- Given request -
Keep the pictures out and restate every record exactly.
>> Begin Excerpted records
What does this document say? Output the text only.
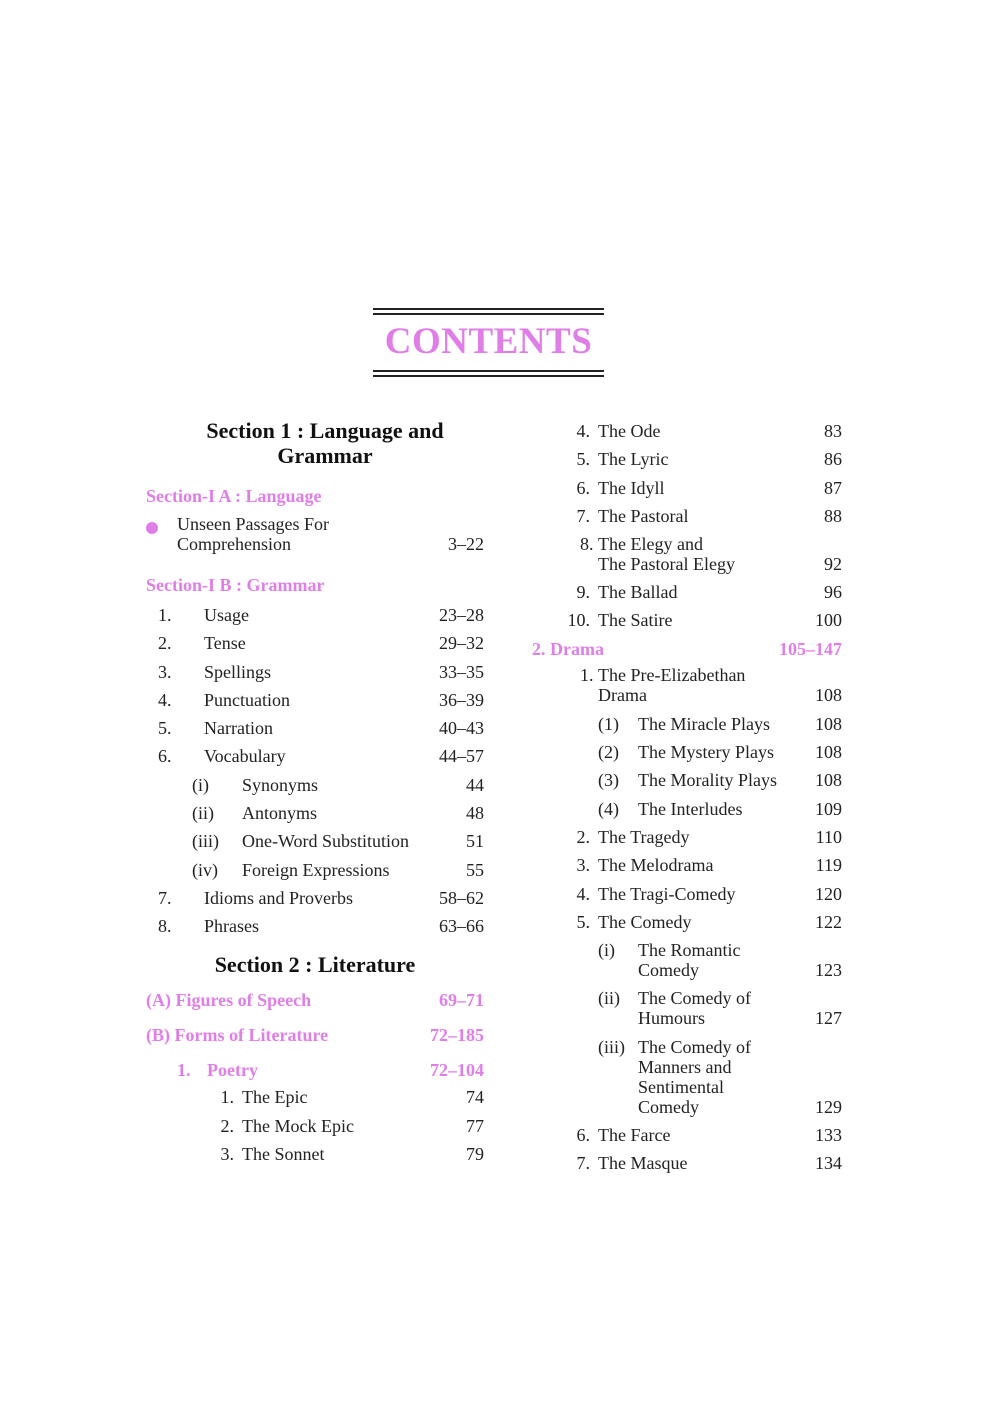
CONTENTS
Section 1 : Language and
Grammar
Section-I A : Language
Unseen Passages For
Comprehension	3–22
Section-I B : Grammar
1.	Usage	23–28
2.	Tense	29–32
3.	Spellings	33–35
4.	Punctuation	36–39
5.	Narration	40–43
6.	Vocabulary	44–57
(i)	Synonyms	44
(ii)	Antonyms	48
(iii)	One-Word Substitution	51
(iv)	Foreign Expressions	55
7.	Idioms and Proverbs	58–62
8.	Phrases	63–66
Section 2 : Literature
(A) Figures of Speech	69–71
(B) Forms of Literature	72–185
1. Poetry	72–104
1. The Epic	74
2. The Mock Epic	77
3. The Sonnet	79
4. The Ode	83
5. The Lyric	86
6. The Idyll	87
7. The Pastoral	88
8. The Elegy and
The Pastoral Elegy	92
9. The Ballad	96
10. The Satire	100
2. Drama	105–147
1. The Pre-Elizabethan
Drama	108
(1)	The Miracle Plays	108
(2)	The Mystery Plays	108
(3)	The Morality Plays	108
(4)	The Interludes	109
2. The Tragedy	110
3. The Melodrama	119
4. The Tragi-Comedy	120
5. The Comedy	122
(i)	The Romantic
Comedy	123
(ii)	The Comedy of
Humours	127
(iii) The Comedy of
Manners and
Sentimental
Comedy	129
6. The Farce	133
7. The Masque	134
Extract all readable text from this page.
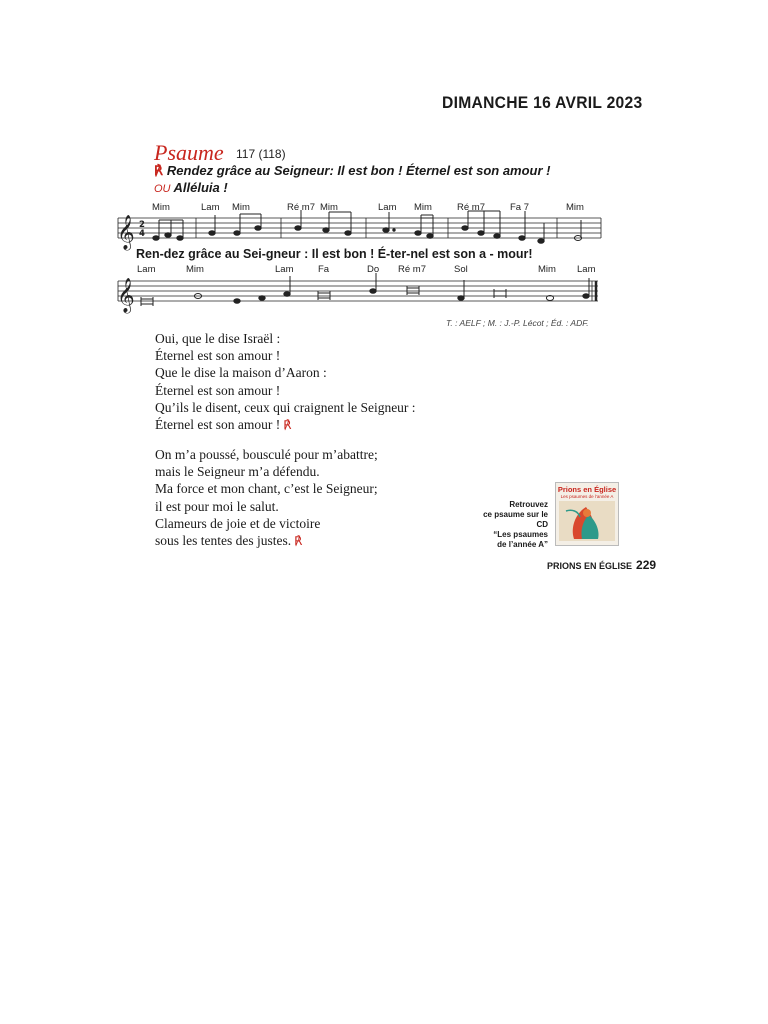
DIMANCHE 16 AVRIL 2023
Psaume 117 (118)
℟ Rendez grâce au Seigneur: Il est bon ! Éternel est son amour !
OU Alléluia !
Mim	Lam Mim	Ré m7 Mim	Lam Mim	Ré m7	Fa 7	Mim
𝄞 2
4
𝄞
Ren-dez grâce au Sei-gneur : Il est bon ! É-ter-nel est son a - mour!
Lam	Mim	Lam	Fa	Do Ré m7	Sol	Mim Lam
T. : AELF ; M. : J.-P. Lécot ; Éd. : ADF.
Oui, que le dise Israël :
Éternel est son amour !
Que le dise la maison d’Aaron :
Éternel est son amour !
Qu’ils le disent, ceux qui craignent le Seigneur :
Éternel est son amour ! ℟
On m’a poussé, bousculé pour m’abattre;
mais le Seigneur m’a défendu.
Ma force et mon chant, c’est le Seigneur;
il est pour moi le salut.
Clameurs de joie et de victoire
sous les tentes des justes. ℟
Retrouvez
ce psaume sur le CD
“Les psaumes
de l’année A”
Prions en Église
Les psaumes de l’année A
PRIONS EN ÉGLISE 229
>> End Excerpted records
- Expected answer -
What does this document say? Output the text only.
CONTENTS
Section 1 : Language and
Grammar
Section-I A : Language
Unseen Passages For
Comprehension	3–22
Section-I B : Grammar
1.	Usage	23–28
2.	Tense	29–32
3.	Spellings	33–35
4.	Punctuation	36–39
5.	Narration	40–43
6.	Vocabulary	44–57
(i)	Synonyms	44
(ii)	Antonyms	48
(iii)	One-Word Substitution	51
(iv)	Foreign Expressions	55
7.	Idioms and Proverbs	58–62
8.	Phrases	63–66
Section 2 : Literature
(A) Figures of Speech	69–71
(B) Forms of Literature	72–185
1. Poetry	72–104
1. The Epic	74
2. The Mock Epic	77
3. The Sonnet	79
4. The Ode	83
5. The Lyric	86
6. The Idyll	87
7. The Pastoral	88
8. The Elegy and
The Pastoral Elegy	92
9. The Ballad	96
10. The Satire	100
2. Drama	105–147
1. The Pre-Elizabethan
Drama	108
(1)	The Miracle Plays	108
(2)	The Mystery Plays	108
(3)	The Morality Plays	108
(4)	The Interludes	109
2. The Tragedy	110
3. The Melodrama	119
4. The Tragi-Comedy	120
5. The Comedy	122
(i)	The Romantic
Comedy	123
(ii)	The Comedy of
Humours	127
(iii) The Comedy of
Manners and
Sentimental
Comedy	129
6. The Farce	133
7. The Masque	134
Extract all readable text from this page.
DIMANCHE 16 AVRIL 2023
Psaume 117 (118)
℟ Rendez grâce au Seigneur: Il est bon ! Éternel est son amour !
OU Alléluia !
Mim	Lam Mim	Ré m7 Mim	Lam Mim	Ré m7	Fa 7	Mim
𝄞 2
4
𝄞
Ren-dez grâce au Sei-gneur : Il est bon ! É-ter-nel est son a - mour!
Lam	Mim	Lam	Fa	Do Ré m7	Sol	Mim Lam
T. : AELF ; M. : J.-P. Lécot ; Éd. : ADF.
Oui, que le dise Israël :
Éternel est son amour !
Que le dise la maison d’Aaron :
Éternel est son amour !
Qu’ils le disent, ceux qui craignent le Seigneur :
Éternel est son amour ! ℟
On m’a poussé, bousculé pour m’abattre;
mais le Seigneur m’a défendu.
Ma force et mon chant, c’est le Seigneur;
il est pour moi le salut.
Clameurs de joie et de victoire
sous les tentes des justes. ℟
Retrouvez
ce psaume sur le CD
“Les psaumes
de l’année A”
Prions en Église
Les psaumes de l’année A
PRIONS EN ÉGLISE 229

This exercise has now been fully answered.